## EXERCISE DESCRIPTION:
Repeat every record below exactly, leaving out the pictures.

[Start DATASET RECORDS]

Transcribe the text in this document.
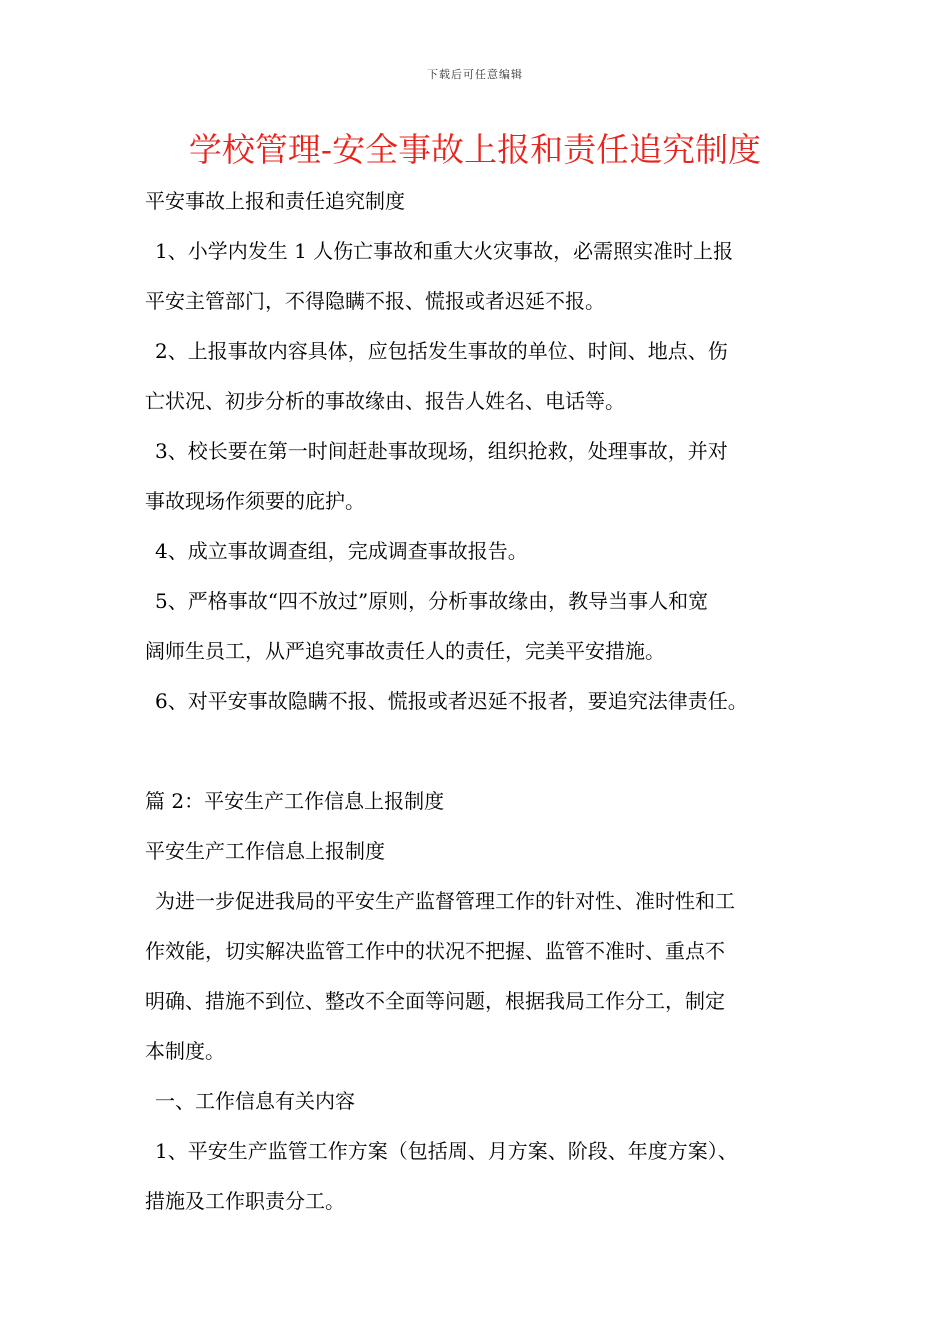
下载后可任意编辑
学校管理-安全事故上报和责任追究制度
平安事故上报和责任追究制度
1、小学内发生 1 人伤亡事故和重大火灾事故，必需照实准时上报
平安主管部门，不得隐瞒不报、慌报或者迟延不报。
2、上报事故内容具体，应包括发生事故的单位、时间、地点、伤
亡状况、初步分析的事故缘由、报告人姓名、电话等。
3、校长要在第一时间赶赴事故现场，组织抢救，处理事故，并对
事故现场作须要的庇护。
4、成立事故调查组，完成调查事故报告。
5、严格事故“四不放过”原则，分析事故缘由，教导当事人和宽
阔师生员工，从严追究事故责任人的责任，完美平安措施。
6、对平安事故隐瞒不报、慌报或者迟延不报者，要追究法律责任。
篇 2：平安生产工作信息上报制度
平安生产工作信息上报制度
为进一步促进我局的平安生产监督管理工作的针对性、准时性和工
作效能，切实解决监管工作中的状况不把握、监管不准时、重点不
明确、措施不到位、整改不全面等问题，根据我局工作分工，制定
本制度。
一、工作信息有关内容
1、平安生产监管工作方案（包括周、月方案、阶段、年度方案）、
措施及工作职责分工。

[End DATASET RECORDS]

## WORKED ANSWER:
Transcribe the text in this document.
下载后可任意编辑
学校管理-安全事故上报和责任追究制度
平安事故上报和责任追究制度
1、小学内发生 1 人伤亡事故和重大火灾事故，必需照实准时上报
平安主管部门，不得隐瞒不报、慌报或者迟延不报。
2、上报事故内容具体，应包括发生事故的单位、时间、地点、伤
亡状况、初步分析的事故缘由、报告人姓名、电话等。
3、校长要在第一时间赶赴事故现场，组织抢救，处理事故，并对
事故现场作须要的庇护。
4、成立事故调查组，完成调查事故报告。
5、严格事故“四不放过”原则，分析事故缘由，教导当事人和宽
阔师生员工，从严追究事故责任人的责任，完美平安措施。
6、对平安事故隐瞒不报、慌报或者迟延不报者，要追究法律责任。
篇 2：平安生产工作信息上报制度
平安生产工作信息上报制度
为进一步促进我局的平安生产监督管理工作的针对性、准时性和工
作效能，切实解决监管工作中的状况不把握、监管不准时、重点不
明确、措施不到位、整改不全面等问题，根据我局工作分工，制定
本制度。
一、工作信息有关内容
1、平安生产监管工作方案（包括周、月方案、阶段、年度方案）、
措施及工作职责分工。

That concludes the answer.